begin DATA RECORDS

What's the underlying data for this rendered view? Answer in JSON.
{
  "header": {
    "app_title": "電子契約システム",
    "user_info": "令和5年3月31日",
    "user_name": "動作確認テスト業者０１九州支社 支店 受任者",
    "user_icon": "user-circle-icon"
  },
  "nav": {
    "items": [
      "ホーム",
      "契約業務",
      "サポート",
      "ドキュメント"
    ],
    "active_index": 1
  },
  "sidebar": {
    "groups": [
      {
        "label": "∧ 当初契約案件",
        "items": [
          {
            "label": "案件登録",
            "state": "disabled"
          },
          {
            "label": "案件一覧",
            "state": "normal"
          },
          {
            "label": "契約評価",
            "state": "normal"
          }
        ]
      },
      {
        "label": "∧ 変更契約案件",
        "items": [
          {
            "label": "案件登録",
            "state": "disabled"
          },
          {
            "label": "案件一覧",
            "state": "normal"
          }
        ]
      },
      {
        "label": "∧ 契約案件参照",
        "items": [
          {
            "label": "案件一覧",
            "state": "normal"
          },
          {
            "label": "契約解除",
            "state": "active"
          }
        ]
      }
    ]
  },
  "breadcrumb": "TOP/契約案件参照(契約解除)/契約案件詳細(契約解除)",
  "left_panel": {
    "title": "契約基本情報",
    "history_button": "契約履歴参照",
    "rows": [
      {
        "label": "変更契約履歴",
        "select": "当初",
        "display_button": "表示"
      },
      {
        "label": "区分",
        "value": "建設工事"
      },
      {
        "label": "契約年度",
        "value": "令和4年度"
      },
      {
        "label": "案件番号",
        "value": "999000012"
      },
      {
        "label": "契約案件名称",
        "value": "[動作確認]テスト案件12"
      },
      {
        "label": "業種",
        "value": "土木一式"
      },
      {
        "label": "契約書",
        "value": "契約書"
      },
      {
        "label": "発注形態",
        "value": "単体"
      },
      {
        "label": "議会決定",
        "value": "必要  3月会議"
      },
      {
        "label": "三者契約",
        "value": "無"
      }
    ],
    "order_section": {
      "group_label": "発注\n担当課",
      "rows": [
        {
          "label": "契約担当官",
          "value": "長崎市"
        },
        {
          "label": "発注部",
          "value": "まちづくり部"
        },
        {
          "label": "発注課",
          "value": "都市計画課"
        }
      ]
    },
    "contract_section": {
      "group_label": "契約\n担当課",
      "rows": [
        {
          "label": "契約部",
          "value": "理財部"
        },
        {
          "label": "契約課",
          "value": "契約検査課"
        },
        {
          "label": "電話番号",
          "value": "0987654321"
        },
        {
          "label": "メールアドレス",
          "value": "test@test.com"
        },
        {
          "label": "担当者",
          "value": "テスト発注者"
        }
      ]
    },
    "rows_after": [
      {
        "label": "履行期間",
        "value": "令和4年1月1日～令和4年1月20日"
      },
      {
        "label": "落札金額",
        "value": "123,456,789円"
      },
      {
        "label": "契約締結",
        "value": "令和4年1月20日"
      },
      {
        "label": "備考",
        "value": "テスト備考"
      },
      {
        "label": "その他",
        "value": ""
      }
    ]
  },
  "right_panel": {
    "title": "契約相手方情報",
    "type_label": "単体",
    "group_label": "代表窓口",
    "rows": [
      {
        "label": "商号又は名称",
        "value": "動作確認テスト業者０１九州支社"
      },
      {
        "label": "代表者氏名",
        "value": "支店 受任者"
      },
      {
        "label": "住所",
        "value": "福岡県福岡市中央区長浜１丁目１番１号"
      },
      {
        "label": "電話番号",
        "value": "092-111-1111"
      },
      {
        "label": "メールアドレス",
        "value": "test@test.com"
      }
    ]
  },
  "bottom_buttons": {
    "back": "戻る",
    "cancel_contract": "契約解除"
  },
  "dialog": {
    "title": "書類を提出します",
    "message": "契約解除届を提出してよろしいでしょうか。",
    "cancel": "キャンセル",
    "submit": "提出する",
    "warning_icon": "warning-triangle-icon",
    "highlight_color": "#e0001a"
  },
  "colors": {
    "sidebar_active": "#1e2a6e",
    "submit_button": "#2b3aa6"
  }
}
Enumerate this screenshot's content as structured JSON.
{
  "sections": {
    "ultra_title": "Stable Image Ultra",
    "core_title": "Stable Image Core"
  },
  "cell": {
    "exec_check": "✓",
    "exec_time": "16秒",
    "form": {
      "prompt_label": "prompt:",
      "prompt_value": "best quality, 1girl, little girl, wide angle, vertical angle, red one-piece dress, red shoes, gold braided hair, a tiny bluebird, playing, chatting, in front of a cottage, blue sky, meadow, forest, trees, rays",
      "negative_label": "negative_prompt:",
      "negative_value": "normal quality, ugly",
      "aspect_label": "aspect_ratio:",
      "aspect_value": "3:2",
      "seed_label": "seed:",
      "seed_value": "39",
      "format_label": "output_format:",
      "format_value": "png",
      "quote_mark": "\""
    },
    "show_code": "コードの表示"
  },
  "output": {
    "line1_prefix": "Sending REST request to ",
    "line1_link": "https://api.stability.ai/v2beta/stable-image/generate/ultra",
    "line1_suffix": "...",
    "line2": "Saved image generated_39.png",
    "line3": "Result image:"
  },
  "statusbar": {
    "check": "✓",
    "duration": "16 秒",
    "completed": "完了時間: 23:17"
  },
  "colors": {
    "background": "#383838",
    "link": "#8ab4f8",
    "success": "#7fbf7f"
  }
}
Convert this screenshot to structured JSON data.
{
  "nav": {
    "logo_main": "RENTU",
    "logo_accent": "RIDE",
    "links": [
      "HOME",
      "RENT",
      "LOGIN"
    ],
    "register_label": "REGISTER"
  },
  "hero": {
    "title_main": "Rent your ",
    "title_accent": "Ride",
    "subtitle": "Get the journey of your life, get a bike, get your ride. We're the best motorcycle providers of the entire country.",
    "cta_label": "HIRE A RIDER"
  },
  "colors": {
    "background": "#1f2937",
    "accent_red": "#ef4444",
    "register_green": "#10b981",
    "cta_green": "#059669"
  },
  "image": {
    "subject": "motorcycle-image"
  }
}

end DATA RECORDS

EXERCISE REQUIREMENTS: Retype the entries exactly, including every line.

WORKED ANSWER:
What's the underlying data for this rendered view? Answer in JSON.
{
  "header": {
    "app_title": "電子契約システム",
    "user_info": "令和5年3月31日",
    "user_name": "動作確認テスト業者０１九州支社 支店 受任者",
    "user_icon": "user-circle-icon"
  },
  "nav": {
    "items": [
      "ホーム",
      "契約業務",
      "サポート",
      "ドキュメント"
    ],
    "active_index": 1
  },
  "sidebar": {
    "groups": [
      {
        "label": "∧ 当初契約案件",
        "items": [
          {
            "label": "案件登録",
            "state": "disabled"
          },
          {
            "label": "案件一覧",
            "state": "normal"
          },
          {
            "label": "契約評価",
            "state": "normal"
          }
        ]
      },
      {
        "label": "∧ 変更契約案件",
        "items": [
          {
            "label": "案件登録",
            "state": "disabled"
          },
          {
            "label": "案件一覧",
            "state": "normal"
          }
        ]
      },
      {
        "label": "∧ 契約案件参照",
        "items": [
          {
            "label": "案件一覧",
            "state": "normal"
          },
          {
            "label": "契約解除",
            "state": "active"
          }
        ]
      }
    ]
  },
  "breadcrumb": "TOP/契約案件参照(契約解除)/契約案件詳細(契約解除)",
  "left_panel": {
    "title": "契約基本情報",
    "history_button": "契約履歴参照",
    "rows": [
      {
        "label": "変更契約履歴",
        "select": "当初",
        "display_button": "表示"
      },
      {
        "label": "区分",
        "value": "建設工事"
      },
      {
        "label": "契約年度",
        "value": "令和4年度"
      },
      {
        "label": "案件番号",
        "value": "999000012"
      },
      {
        "label": "契約案件名称",
        "value": "[動作確認]テスト案件12"
      },
      {
        "label": "業種",
        "value": "土木一式"
      },
      {
        "label": "契約書",
        "value": "契約書"
      },
      {
        "label": "発注形態",
        "value": "単体"
      },
      {
        "label": "議会決定",
        "value": "必要  3月会議"
      },
      {
        "label": "三者契約",
        "value": "無"
      }
    ],
    "order_section": {
      "group_label": "発注\n担当課",
      "rows": [
        {
          "label": "契約担当官",
          "value": "長崎市"
        },
        {
          "label": "発注部",
          "value": "まちづくり部"
        },
        {
          "label": "発注課",
          "value": "都市計画課"
        }
      ]
    },
    "contract_section": {
      "group_label": "契約\n担当課",
      "rows": [
        {
          "label": "契約部",
          "value": "理財部"
        },
        {
          "label": "契約課",
          "value": "契約検査課"
        },
        {
          "label": "電話番号",
          "value": "0987654321"
        },
        {
          "label": "メールアドレス",
          "value": "test@test.com"
        },
        {
          "label": "担当者",
          "value": "テスト発注者"
        }
      ]
    },
    "rows_after": [
      {
        "label": "履行期間",
        "value": "令和4年1月1日～令和4年1月20日"
      },
      {
        "label": "落札金額",
        "value": "123,456,789円"
      },
      {
        "label": "契約締結",
        "value": "令和4年1月20日"
      },
      {
        "label": "備考",
        "value": "テスト備考"
      },
      {
        "label": "その他",
        "value": ""
      }
    ]
  },
  "right_panel": {
    "title": "契約相手方情報",
    "type_label": "単体",
    "group_label": "代表窓口",
    "rows": [
      {
        "label": "商号又は名称",
        "value": "動作確認テスト業者０１九州支社"
      },
      {
        "label": "代表者氏名",
        "value": "支店 受任者"
      },
      {
        "label": "住所",
        "value": "福岡県福岡市中央区長浜１丁目１番１号"
      },
      {
        "label": "電話番号",
        "value": "092-111-1111"
      },
      {
        "label": "メールアドレス",
        "value": "test@test.com"
      }
    ]
  },
  "bottom_buttons": {
    "back": "戻る",
    "cancel_contract": "契約解除"
  },
  "dialog": {
    "title": "書類を提出します",
    "message": "契約解除届を提出してよろしいでしょうか。",
    "cancel": "キャンセル",
    "submit": "提出する",
    "warning_icon": "warning-triangle-icon",
    "highlight_color": "#e0001a"
  },
  "colors": {
    "sidebar_active": "#1e2a6e",
    "submit_button": "#2b3aa6"
  }
}
Enumerate this screenshot's content as structured JSON.
{
  "sections": {
    "ultra_title": "Stable Image Ultra",
    "core_title": "Stable Image Core"
  },
  "cell": {
    "exec_check": "✓",
    "exec_time": "16秒",
    "form": {
      "prompt_label": "prompt:",
      "prompt_value": "best quality, 1girl, little girl, wide angle, vertical angle, red one-piece dress, red shoes, gold braided hair, a tiny bluebird, playing, chatting, in front of a cottage, blue sky, meadow, forest, trees, rays",
      "negative_label": "negative_prompt:",
      "negative_value": "normal quality, ugly",
      "aspect_label": "aspect_ratio:",
      "aspect_value": "3:2",
      "seed_label": "seed:",
      "seed_value": "39",
      "format_label": "output_format:",
      "format_value": "png",
      "quote_mark": "\""
    },
    "show_code": "コードの表示"
  },
  "output": {
    "line1_prefix": "Sending REST request to ",
    "line1_link": "https://api.stability.ai/v2beta/stable-image/generate/ultra",
    "line1_suffix": "...",
    "line2": "Saved image generated_39.png",
    "line3": "Result image:"
  },
  "statusbar": {
    "check": "✓",
    "duration": "16 秒",
    "completed": "完了時間: 23:17"
  },
  "colors": {
    "background": "#383838",
    "link": "#8ab4f8",
    "success": "#7fbf7f"
  }
}
Convert this screenshot to structured JSON data.
{
  "nav": {
    "logo_main": "RENTU",
    "logo_accent": "RIDE",
    "links": [
      "HOME",
      "RENT",
      "LOGIN"
    ],
    "register_label": "REGISTER"
  },
  "hero": {
    "title_main": "Rent your ",
    "title_accent": "Ride",
    "subtitle": "Get the journey of your life, get a bike, get your ride. We're the best motorcycle providers of the entire country.",
    "cta_label": "HIRE A RIDER"
  },
  "colors": {
    "background": "#1f2937",
    "accent_red": "#ef4444",
    "register_green": "#10b981",
    "cta_green": "#059669"
  },
  "image": {
    "subject": "motorcycle-image"
  }
}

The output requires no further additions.